» Material shown:
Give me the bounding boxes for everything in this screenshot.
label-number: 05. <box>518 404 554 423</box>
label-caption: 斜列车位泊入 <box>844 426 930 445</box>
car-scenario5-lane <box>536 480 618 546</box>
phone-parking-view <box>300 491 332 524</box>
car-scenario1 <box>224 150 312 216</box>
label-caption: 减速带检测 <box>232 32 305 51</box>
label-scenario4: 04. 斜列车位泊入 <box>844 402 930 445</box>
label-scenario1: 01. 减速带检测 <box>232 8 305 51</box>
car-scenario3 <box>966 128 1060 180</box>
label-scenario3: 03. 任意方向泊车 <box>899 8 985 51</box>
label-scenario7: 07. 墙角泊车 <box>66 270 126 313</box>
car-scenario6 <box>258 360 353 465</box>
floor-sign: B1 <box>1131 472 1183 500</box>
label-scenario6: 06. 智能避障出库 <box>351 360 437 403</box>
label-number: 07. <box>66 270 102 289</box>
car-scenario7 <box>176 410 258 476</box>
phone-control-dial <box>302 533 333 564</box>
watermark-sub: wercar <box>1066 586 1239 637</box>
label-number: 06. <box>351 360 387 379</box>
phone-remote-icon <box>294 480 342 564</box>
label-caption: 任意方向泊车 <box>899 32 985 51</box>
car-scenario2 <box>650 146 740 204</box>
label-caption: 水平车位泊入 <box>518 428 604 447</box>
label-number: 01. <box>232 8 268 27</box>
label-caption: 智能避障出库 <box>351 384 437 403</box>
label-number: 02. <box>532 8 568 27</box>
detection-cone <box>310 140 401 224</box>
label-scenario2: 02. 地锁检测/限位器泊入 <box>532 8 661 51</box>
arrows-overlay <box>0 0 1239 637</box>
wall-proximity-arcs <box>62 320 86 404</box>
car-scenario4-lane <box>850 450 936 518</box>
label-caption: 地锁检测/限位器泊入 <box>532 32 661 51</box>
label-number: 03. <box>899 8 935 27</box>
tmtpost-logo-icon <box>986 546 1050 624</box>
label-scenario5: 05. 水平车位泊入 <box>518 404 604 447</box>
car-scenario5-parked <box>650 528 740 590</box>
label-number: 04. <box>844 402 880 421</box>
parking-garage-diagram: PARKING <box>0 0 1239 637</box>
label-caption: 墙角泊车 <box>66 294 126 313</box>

» What is needed: Reproduce all of the data above line for line, changing nothing.

» The response:
Give me the bounding boxes for everything in this screenshot.
label-number: 05. <box>518 404 554 423</box>
label-caption: 斜列车位泊入 <box>844 426 930 445</box>
car-scenario5-lane <box>536 480 618 546</box>
phone-parking-view <box>300 491 332 524</box>
car-scenario1 <box>224 150 312 216</box>
label-caption: 减速带检测 <box>232 32 305 51</box>
label-scenario4: 04. 斜列车位泊入 <box>844 402 930 445</box>
label-scenario1: 01. 减速带检测 <box>232 8 305 51</box>
car-scenario3 <box>966 128 1060 180</box>
label-scenario3: 03. 任意方向泊车 <box>899 8 985 51</box>
label-scenario7: 07. 墙角泊车 <box>66 270 126 313</box>
car-scenario6 <box>258 360 353 465</box>
floor-sign: B1 <box>1131 472 1183 500</box>
label-scenario6: 06. 智能避障出库 <box>351 360 437 403</box>
label-number: 07. <box>66 270 102 289</box>
car-scenario7 <box>176 410 258 476</box>
phone-control-dial <box>302 533 333 564</box>
watermark-sub: wercar <box>1066 586 1239 637</box>
label-number: 06. <box>351 360 387 379</box>
phone-remote-icon <box>294 480 342 564</box>
label-caption: 任意方向泊车 <box>899 32 985 51</box>
car-scenario2 <box>650 146 740 204</box>
label-caption: 水平车位泊入 <box>518 428 604 447</box>
label-number: 01. <box>232 8 268 27</box>
label-caption: 智能避障出库 <box>351 384 437 403</box>
label-number: 02. <box>532 8 568 27</box>
detection-cone <box>310 140 401 224</box>
label-scenario2: 02. 地锁检测/限位器泊入 <box>532 8 661 51</box>
arrows-overlay <box>0 0 1239 637</box>
wall-proximity-arcs <box>62 320 86 404</box>
car-scenario4-lane <box>850 450 936 518</box>
label-caption: 地锁检测/限位器泊入 <box>532 32 661 51</box>
label-number: 03. <box>899 8 935 27</box>
tmtpost-logo-icon <box>986 546 1050 624</box>
label-scenario5: 05. 水平车位泊入 <box>518 404 604 447</box>
car-scenario5-parked <box>650 528 740 590</box>
label-number: 04. <box>844 402 880 421</box>
parking-garage-diagram: PARKING <box>0 0 1239 637</box>
label-caption: 墙角泊车 <box>66 294 126 313</box>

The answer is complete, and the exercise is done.